### [Problem requirements]
Could you please return each line of the data that has the word "advanced"?

━━━━━━━━━━━━━━━━━━━━━━━━━━━━━━

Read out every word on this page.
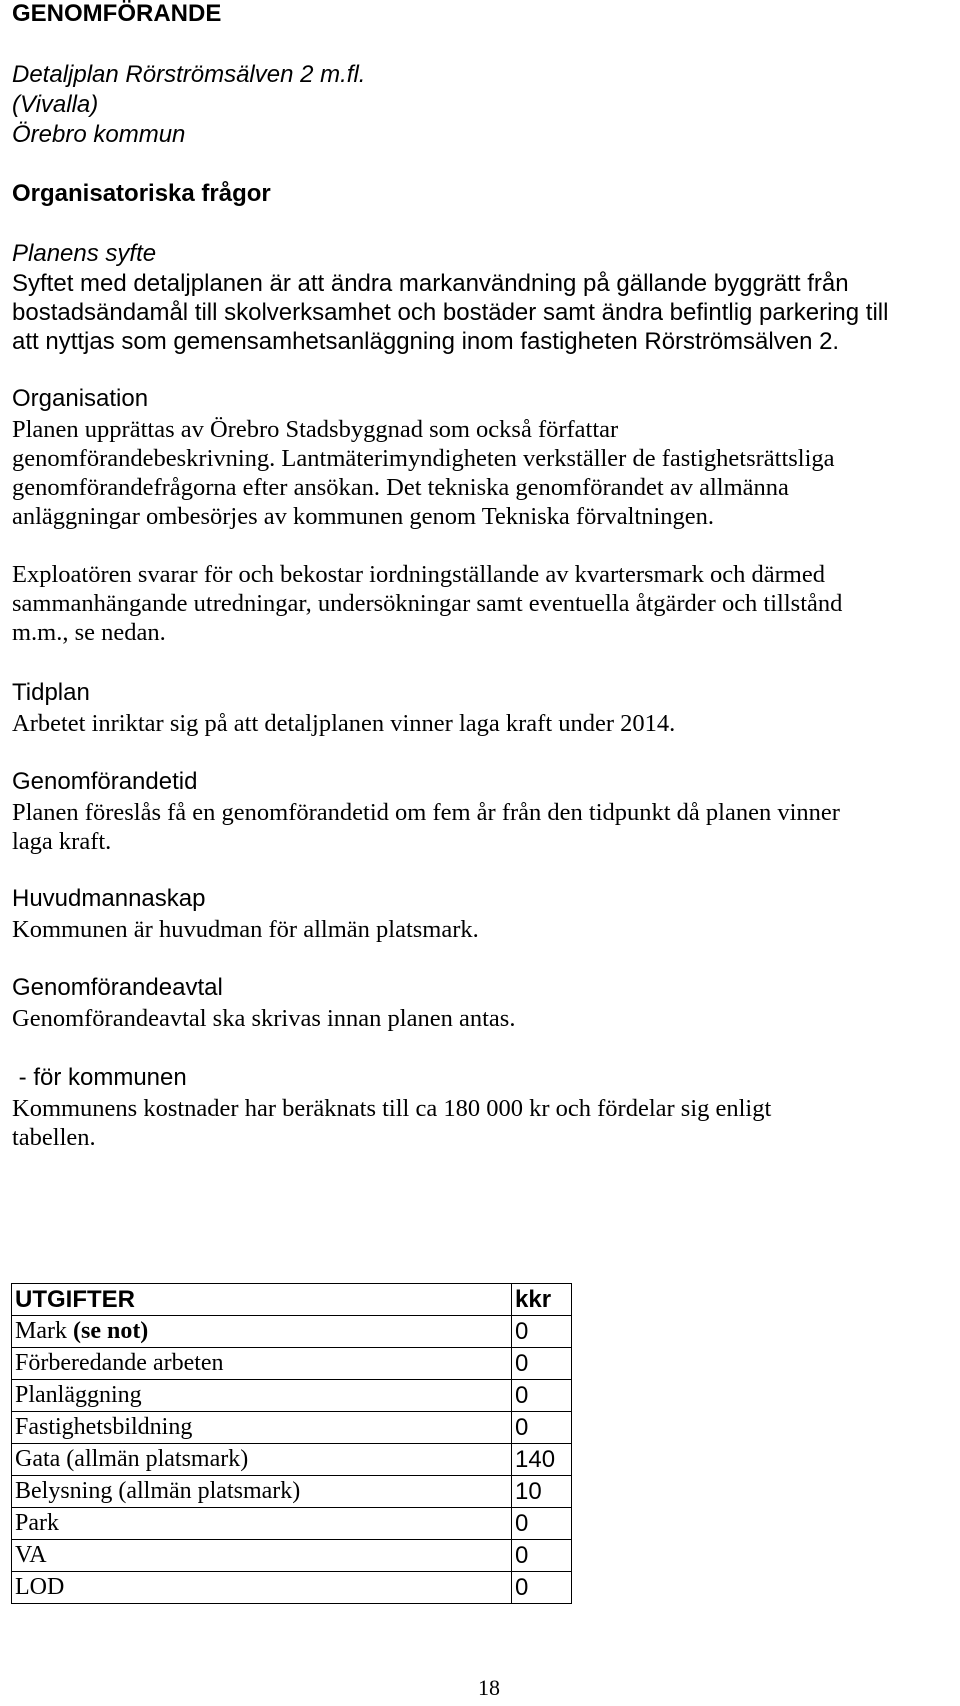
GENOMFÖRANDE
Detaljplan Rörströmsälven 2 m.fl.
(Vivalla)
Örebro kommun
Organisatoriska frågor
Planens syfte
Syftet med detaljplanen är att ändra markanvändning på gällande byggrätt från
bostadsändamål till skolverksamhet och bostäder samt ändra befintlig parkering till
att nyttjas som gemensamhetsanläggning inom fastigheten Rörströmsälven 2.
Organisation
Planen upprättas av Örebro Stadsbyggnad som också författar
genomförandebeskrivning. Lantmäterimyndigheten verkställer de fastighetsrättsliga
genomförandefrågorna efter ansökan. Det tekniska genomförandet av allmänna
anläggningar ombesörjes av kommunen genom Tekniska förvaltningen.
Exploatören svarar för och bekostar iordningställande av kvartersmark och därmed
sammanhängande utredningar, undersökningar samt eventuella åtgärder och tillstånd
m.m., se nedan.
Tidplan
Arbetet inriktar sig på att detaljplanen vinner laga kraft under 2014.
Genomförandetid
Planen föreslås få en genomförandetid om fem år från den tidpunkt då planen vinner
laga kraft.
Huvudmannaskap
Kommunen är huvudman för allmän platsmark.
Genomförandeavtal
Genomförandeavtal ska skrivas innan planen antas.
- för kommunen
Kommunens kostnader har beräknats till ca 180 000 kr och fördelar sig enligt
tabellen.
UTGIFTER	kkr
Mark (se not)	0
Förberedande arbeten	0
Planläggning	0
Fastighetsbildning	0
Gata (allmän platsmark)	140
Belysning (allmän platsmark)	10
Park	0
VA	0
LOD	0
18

━━━━━━━━━━━━━━━━━━━━━━━━━━━━━━

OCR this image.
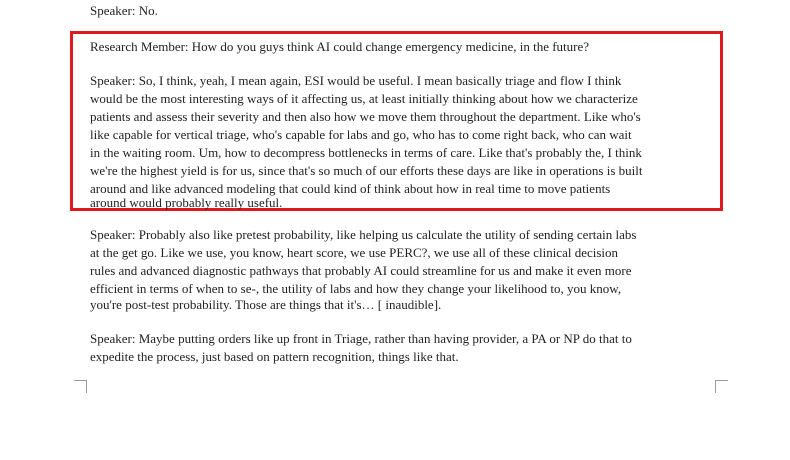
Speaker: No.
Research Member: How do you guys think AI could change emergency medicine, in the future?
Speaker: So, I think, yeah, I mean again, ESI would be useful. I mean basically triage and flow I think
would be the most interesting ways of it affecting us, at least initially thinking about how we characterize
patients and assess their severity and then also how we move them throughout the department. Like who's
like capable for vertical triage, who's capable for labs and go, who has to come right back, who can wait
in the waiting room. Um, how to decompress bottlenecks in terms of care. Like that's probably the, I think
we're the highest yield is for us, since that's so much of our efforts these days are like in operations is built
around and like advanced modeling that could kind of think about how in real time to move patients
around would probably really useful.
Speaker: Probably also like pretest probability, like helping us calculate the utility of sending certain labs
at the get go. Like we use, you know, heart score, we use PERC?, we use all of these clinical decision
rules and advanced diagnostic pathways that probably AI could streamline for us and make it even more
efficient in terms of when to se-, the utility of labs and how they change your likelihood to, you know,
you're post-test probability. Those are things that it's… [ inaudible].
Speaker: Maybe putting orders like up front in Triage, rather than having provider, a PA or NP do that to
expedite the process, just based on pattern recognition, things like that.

━━━━━━━━━━━━━━━━━━━━━━━━━━━━━━

### [Output below]
around and like advanced modeling that could kind of think about how in real time to move patients
rules and advanced diagnostic pathways that probably AI could streamline for us and make it even more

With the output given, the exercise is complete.